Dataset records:
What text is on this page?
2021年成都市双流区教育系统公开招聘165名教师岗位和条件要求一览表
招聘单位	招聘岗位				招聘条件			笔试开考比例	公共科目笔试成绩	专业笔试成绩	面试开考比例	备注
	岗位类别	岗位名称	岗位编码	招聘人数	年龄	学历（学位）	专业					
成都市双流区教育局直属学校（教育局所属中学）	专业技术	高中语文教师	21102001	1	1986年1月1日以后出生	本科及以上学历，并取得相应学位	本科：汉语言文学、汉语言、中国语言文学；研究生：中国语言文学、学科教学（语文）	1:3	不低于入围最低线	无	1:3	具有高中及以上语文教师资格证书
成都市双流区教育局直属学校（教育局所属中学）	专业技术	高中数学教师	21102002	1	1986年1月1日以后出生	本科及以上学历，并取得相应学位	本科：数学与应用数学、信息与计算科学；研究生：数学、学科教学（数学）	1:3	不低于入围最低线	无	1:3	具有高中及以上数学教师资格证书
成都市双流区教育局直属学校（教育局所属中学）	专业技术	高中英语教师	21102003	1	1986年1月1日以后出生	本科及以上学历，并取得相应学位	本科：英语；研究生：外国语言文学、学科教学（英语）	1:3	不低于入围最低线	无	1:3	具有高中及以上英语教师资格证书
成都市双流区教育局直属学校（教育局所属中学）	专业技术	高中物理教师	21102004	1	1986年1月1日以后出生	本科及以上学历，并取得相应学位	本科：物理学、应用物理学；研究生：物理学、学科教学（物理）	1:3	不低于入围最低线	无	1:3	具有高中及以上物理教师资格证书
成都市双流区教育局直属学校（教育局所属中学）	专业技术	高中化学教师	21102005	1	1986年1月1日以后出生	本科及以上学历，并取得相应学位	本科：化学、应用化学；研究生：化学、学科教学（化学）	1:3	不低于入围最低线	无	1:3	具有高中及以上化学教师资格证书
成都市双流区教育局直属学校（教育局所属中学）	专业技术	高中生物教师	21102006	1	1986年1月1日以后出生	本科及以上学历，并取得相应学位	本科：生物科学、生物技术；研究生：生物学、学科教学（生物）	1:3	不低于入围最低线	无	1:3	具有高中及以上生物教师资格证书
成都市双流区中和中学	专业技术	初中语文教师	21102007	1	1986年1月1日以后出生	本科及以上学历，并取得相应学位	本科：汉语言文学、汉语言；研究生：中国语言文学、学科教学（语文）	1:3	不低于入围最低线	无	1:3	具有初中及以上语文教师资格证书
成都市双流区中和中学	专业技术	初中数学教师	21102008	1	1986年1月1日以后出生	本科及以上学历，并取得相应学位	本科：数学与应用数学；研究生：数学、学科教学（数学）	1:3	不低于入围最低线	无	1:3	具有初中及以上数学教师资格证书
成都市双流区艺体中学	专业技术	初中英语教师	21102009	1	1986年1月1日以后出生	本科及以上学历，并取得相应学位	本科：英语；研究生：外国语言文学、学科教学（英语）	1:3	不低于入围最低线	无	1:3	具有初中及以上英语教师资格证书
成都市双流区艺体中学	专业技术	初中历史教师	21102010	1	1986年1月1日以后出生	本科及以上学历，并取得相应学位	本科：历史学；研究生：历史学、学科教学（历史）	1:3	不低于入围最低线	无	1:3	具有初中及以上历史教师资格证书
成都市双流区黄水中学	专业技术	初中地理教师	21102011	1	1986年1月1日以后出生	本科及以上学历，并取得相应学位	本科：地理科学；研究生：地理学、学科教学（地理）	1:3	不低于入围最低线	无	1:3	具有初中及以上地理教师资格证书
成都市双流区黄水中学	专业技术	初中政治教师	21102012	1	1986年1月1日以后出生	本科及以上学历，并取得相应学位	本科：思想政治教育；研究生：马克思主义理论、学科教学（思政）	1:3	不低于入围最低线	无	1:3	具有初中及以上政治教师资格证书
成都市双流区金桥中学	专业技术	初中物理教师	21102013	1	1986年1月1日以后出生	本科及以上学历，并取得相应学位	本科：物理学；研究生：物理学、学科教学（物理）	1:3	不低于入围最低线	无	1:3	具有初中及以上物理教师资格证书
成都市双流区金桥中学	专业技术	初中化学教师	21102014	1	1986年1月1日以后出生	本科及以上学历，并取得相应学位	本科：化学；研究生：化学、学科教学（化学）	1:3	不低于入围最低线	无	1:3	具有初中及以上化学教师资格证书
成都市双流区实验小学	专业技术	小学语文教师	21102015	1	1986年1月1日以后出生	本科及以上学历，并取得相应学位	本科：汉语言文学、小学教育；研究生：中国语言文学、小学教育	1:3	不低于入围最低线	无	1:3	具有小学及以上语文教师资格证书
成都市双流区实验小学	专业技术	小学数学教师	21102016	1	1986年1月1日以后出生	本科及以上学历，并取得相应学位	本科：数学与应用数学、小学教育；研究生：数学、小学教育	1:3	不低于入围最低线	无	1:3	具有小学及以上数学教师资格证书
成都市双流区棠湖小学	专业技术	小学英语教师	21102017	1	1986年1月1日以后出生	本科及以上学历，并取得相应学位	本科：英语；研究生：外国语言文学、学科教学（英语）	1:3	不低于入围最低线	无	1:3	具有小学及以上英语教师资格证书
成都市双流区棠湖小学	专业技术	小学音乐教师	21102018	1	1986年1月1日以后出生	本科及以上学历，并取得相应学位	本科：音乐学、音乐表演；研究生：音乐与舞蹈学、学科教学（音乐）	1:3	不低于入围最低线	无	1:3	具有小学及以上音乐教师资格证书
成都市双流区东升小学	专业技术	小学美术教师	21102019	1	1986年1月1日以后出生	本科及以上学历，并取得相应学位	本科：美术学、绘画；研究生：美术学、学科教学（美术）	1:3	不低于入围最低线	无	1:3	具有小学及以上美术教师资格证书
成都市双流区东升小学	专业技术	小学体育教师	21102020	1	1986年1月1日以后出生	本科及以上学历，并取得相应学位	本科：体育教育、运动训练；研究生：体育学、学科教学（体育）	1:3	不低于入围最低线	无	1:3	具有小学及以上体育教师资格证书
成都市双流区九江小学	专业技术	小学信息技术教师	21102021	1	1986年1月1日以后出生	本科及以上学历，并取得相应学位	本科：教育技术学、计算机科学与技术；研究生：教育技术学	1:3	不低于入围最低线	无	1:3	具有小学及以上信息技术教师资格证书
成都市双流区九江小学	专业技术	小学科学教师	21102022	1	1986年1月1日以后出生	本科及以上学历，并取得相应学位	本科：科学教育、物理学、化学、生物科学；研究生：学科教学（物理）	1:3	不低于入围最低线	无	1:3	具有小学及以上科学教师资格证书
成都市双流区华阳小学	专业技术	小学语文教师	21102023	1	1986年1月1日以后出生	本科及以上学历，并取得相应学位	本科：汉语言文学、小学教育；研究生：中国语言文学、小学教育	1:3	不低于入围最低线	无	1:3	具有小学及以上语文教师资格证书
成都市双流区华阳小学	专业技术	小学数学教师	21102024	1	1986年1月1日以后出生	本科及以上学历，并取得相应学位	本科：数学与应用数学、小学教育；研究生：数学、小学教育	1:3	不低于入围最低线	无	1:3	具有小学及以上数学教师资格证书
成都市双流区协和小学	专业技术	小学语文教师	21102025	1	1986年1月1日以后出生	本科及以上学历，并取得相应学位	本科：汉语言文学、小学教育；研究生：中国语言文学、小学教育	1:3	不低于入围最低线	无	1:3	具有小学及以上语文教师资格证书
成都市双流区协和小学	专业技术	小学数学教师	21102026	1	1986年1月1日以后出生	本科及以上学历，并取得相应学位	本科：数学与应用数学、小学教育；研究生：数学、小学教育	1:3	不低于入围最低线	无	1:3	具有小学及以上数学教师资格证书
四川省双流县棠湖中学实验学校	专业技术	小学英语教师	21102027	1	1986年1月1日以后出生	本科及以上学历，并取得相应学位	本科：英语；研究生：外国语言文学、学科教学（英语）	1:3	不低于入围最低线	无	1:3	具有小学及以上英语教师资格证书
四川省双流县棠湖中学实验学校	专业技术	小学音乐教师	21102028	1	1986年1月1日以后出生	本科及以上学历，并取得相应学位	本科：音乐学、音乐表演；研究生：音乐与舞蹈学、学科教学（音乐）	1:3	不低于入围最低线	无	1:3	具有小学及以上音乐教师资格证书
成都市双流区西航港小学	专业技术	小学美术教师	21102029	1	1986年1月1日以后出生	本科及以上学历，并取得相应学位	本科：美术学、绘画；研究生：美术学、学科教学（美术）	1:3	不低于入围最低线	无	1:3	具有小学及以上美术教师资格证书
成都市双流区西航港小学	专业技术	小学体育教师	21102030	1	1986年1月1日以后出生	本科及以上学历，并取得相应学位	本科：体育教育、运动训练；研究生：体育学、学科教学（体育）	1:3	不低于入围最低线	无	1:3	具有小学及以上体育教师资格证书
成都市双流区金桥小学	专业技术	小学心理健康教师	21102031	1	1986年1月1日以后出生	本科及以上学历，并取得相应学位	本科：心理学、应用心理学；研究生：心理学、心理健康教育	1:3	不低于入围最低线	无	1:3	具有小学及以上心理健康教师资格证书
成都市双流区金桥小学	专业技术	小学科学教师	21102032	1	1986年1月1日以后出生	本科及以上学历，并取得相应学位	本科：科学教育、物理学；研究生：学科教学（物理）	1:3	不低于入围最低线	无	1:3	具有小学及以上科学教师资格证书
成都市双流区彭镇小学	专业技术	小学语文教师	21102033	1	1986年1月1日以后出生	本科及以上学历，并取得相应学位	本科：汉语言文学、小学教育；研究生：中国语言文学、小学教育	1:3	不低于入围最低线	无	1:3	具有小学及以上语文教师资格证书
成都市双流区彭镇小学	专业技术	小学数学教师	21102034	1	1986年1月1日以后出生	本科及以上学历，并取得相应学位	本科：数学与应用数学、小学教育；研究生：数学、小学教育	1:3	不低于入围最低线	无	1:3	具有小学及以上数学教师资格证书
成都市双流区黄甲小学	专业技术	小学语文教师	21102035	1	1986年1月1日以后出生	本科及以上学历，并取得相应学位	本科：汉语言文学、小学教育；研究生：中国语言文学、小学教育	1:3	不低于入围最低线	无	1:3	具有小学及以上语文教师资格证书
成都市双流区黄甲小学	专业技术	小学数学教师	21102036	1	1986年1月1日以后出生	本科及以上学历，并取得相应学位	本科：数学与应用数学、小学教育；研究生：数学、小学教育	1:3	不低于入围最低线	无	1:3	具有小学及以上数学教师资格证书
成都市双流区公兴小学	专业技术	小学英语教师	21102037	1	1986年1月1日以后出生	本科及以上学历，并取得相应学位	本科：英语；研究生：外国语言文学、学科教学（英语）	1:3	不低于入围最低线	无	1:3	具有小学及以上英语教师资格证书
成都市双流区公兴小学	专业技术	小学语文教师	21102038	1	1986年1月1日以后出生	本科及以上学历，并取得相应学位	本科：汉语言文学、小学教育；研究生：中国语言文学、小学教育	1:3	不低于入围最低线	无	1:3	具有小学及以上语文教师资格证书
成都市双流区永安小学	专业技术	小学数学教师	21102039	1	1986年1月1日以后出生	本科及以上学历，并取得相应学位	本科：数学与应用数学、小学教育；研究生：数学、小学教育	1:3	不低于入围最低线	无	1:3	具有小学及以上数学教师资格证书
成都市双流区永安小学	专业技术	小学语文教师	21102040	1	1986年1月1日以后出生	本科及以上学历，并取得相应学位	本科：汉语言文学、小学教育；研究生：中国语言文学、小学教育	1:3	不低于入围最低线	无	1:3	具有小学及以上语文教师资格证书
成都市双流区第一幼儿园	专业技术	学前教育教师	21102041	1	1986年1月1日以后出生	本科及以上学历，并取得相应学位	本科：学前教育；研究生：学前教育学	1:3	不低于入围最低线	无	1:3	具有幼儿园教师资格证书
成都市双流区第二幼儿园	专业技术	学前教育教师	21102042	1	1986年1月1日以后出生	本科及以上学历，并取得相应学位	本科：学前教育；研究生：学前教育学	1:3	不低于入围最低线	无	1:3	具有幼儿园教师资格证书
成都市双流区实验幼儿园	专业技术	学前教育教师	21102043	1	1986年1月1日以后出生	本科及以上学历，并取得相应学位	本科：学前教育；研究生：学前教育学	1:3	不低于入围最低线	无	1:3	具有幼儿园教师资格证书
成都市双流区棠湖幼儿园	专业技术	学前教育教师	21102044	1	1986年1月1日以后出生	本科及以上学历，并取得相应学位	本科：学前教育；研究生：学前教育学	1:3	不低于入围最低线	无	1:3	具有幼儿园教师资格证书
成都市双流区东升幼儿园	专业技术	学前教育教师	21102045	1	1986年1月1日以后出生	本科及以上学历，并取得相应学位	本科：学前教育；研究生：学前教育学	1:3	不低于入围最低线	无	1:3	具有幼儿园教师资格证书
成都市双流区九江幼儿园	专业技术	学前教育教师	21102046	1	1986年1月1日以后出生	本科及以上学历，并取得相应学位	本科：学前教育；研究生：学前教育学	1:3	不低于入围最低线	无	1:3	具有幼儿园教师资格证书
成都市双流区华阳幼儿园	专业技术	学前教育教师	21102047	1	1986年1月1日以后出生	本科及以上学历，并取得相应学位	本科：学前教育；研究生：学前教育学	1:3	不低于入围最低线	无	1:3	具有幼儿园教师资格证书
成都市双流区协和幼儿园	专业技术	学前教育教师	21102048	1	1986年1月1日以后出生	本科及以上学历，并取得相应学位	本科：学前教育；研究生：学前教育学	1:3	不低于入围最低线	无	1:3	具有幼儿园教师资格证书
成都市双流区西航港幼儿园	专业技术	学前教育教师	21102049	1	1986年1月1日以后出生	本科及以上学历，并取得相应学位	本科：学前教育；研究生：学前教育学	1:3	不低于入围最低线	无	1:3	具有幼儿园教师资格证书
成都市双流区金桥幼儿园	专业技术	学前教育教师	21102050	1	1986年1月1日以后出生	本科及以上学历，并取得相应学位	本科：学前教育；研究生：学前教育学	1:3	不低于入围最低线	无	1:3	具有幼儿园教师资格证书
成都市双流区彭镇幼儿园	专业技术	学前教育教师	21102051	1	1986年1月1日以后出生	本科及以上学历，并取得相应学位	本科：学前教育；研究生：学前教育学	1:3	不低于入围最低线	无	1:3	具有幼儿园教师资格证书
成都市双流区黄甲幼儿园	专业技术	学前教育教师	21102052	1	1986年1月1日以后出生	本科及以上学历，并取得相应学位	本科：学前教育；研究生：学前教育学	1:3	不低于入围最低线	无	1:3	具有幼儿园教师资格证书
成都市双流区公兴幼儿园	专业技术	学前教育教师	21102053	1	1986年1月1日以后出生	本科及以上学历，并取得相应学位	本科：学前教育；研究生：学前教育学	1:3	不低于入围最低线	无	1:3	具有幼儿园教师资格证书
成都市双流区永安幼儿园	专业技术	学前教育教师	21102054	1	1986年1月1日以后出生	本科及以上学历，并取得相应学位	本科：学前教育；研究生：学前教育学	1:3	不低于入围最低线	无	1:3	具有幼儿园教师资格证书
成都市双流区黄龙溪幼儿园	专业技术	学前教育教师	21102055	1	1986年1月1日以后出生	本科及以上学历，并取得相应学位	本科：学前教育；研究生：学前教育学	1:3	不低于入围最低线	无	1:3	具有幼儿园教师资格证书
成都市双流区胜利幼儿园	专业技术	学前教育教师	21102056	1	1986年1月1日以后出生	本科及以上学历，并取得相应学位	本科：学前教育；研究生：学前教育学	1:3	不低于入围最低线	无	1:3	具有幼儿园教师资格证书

Problem: Say how many lines in the records hold the string "小学体育教师", and say nothing else.

Exercise response: 2